Task details: Your task is to give the number of lines below that contain "California". Give no other text.

[Source information Boundary: Start]

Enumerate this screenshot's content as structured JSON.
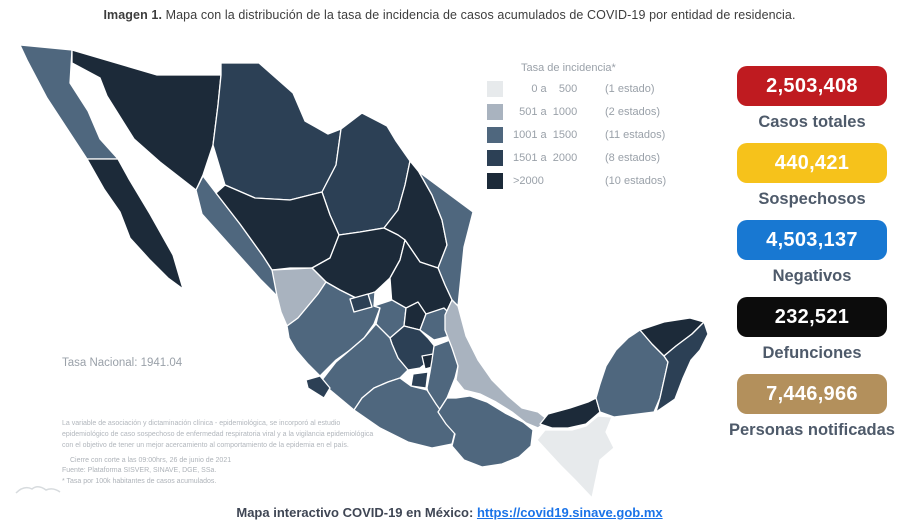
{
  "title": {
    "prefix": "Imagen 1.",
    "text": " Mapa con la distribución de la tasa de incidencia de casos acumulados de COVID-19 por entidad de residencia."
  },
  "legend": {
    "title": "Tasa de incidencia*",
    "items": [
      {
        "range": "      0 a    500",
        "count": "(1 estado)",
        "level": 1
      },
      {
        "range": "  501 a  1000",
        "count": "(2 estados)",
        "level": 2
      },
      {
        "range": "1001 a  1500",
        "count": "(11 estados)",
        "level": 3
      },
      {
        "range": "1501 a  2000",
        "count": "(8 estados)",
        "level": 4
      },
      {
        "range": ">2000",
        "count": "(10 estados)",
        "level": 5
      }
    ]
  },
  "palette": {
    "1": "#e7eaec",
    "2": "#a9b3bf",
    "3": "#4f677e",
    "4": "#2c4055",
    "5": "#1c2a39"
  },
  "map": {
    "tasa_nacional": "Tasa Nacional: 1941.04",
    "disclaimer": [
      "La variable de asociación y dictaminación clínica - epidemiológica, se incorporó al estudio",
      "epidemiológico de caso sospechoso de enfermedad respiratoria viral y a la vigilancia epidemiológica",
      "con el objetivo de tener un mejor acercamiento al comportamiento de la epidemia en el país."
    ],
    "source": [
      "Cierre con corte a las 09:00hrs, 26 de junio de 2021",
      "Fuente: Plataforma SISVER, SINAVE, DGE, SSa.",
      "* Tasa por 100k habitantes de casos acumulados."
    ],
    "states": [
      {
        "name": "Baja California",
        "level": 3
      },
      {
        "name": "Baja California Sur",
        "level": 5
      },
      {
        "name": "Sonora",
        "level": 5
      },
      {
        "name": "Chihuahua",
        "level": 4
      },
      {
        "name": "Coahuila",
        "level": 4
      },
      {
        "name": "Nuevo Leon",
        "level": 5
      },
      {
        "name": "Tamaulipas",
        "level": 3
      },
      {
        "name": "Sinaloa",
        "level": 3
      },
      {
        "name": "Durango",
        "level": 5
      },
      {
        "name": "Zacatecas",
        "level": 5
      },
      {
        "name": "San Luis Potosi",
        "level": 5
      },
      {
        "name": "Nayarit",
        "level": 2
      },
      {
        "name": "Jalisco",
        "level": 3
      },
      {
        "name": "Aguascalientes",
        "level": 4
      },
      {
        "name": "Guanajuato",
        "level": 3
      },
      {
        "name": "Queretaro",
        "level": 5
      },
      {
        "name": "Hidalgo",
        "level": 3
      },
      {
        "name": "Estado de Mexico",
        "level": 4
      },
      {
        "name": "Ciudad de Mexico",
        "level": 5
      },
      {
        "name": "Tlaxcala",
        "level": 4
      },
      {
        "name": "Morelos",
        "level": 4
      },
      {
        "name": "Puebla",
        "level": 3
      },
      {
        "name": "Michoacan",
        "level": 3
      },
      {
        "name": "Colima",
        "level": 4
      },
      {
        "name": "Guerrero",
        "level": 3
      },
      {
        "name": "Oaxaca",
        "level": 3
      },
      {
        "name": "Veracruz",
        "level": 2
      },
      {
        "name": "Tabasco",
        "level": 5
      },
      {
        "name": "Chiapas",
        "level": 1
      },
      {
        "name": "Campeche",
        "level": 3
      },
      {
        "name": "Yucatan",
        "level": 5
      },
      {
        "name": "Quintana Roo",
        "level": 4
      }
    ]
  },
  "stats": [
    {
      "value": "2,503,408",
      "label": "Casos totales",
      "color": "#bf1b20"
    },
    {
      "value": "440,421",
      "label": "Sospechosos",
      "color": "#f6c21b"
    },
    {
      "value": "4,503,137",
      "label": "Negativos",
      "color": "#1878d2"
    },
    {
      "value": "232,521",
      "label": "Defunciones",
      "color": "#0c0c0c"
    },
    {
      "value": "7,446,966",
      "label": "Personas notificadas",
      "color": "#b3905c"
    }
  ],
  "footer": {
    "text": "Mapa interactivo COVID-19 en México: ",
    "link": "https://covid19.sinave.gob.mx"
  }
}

[Source information Boundary: End]
[Source information Boundary: Start]

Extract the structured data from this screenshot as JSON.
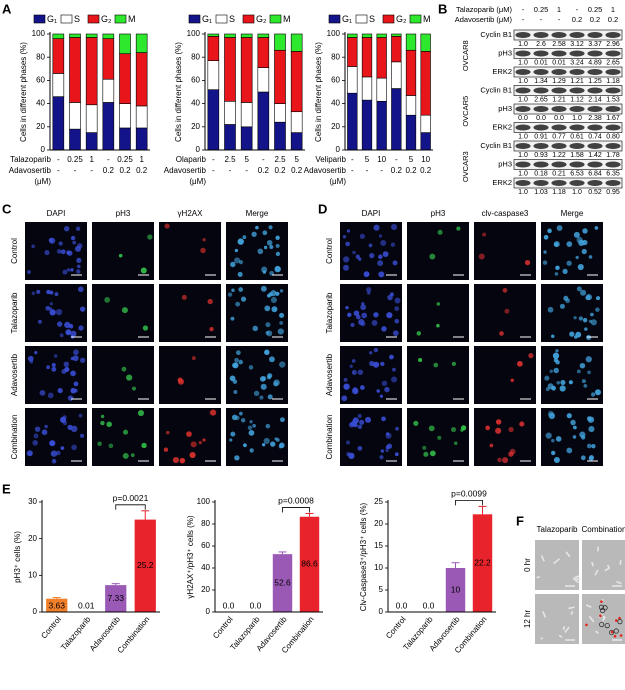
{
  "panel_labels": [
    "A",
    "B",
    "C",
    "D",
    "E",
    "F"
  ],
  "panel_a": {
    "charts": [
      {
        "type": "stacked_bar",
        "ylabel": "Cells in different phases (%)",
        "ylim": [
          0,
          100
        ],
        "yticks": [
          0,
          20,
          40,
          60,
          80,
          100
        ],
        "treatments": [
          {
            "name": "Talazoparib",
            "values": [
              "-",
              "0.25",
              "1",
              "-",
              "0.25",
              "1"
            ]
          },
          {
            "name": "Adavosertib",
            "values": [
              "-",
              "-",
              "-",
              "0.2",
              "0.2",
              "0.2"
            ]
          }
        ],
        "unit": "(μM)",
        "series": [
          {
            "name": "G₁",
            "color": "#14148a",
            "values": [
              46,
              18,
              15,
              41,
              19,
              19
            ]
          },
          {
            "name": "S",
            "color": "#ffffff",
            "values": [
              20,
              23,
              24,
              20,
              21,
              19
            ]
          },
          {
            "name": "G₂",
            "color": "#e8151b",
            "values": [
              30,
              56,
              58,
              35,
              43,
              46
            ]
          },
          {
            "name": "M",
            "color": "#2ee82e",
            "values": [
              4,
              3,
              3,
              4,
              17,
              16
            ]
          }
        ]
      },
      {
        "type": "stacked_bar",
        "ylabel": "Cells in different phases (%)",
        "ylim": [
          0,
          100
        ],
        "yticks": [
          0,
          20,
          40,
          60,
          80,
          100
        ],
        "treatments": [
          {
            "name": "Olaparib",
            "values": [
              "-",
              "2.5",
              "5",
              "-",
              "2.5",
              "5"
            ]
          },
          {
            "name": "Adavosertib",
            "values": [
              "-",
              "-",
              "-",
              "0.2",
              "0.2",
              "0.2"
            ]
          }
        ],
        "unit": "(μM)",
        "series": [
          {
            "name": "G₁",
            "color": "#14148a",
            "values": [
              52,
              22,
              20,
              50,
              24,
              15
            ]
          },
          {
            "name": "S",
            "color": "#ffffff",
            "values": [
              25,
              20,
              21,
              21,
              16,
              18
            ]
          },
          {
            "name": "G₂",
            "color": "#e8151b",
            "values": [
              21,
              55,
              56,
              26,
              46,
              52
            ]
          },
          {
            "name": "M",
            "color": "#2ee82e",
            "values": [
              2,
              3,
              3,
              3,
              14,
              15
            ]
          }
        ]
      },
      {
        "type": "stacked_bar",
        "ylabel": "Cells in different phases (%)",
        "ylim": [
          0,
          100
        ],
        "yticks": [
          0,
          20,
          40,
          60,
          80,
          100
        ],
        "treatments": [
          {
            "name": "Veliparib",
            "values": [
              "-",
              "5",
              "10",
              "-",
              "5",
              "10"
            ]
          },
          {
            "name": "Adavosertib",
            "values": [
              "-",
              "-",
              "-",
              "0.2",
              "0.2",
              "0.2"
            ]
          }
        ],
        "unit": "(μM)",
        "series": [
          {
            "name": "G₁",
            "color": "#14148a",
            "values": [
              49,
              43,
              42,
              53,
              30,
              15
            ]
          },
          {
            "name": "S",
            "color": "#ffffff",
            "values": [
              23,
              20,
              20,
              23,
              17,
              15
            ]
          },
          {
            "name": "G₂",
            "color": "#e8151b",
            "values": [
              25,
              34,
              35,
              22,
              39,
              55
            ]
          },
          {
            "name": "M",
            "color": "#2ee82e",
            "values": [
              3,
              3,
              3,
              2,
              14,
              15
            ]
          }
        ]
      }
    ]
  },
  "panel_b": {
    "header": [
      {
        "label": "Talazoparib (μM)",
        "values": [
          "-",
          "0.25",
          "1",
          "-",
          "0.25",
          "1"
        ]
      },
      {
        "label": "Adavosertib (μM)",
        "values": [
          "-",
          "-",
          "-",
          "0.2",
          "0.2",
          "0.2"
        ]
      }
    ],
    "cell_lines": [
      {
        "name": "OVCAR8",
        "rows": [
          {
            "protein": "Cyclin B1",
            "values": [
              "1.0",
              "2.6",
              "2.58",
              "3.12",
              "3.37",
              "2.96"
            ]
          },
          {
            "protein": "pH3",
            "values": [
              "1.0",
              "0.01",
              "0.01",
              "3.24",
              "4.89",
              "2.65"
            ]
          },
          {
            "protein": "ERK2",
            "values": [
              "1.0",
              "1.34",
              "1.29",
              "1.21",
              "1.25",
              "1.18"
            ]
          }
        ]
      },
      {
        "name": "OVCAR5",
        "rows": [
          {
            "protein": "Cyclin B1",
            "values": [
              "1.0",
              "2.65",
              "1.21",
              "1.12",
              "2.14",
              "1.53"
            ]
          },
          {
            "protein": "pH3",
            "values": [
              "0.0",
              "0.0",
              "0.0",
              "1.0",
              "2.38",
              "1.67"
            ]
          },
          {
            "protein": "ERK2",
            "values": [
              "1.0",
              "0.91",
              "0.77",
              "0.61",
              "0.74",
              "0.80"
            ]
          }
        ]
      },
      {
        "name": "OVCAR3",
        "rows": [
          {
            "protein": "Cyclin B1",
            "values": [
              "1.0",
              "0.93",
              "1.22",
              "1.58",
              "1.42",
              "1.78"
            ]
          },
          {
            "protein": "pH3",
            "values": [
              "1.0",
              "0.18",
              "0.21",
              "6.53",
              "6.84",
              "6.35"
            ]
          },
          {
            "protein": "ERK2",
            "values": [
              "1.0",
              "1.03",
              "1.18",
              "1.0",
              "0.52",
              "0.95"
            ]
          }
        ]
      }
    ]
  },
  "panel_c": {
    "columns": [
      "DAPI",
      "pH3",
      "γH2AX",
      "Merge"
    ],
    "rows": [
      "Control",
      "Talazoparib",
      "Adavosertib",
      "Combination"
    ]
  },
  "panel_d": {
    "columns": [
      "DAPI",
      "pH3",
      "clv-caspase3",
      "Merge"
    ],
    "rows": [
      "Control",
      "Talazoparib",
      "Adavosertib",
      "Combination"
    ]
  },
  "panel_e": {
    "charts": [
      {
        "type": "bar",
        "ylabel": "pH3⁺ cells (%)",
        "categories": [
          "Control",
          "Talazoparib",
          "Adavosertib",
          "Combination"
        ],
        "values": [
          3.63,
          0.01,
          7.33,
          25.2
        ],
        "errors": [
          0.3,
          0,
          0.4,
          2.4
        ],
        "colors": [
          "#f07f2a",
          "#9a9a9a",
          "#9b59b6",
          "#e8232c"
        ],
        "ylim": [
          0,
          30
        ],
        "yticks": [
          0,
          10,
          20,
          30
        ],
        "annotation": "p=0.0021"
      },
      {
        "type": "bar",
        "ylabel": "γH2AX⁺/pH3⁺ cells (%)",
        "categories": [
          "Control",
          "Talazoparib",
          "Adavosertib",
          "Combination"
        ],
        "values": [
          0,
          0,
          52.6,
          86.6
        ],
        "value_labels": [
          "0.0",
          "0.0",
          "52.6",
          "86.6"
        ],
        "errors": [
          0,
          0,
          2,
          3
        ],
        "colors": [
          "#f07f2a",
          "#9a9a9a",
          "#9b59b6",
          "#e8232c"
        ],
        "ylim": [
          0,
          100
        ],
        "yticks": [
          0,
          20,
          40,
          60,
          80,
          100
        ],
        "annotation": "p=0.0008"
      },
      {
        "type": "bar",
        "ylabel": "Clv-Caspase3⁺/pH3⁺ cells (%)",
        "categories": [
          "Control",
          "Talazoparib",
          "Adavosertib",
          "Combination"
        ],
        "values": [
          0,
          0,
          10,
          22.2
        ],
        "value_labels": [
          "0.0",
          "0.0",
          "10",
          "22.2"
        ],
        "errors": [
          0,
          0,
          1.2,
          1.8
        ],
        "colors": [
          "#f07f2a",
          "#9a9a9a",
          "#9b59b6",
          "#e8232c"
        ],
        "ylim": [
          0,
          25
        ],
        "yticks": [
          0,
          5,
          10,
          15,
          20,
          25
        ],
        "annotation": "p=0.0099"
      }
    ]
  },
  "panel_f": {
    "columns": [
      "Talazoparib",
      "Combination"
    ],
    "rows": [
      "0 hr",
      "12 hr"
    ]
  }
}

[Source information Boundary: End]
[Source information Boundary: Start]

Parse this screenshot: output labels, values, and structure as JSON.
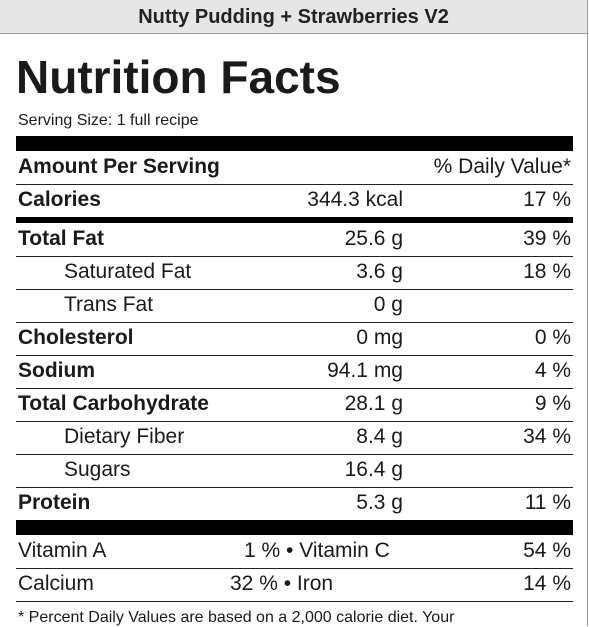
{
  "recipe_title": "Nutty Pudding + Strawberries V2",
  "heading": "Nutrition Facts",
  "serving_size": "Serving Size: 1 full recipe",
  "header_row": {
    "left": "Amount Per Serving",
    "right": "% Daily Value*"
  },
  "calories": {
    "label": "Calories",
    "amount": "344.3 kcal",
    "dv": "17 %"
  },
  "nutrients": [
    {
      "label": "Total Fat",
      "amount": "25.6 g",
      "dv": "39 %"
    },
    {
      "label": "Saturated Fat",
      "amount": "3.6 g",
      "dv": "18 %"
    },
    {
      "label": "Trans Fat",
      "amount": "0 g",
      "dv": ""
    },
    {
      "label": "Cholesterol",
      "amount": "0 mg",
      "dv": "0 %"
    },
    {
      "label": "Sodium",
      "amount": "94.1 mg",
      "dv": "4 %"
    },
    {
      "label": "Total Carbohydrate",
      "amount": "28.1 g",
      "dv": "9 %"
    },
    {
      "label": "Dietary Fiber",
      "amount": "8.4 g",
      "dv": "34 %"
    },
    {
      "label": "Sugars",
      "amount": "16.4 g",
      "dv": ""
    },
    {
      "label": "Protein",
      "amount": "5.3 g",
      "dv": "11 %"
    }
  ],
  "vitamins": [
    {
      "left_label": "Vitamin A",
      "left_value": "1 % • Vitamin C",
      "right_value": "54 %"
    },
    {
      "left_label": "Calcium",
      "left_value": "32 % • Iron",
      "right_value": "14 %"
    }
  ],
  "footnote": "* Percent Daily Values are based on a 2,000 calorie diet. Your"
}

[Source information Boundary: End]

Answer for the task: 2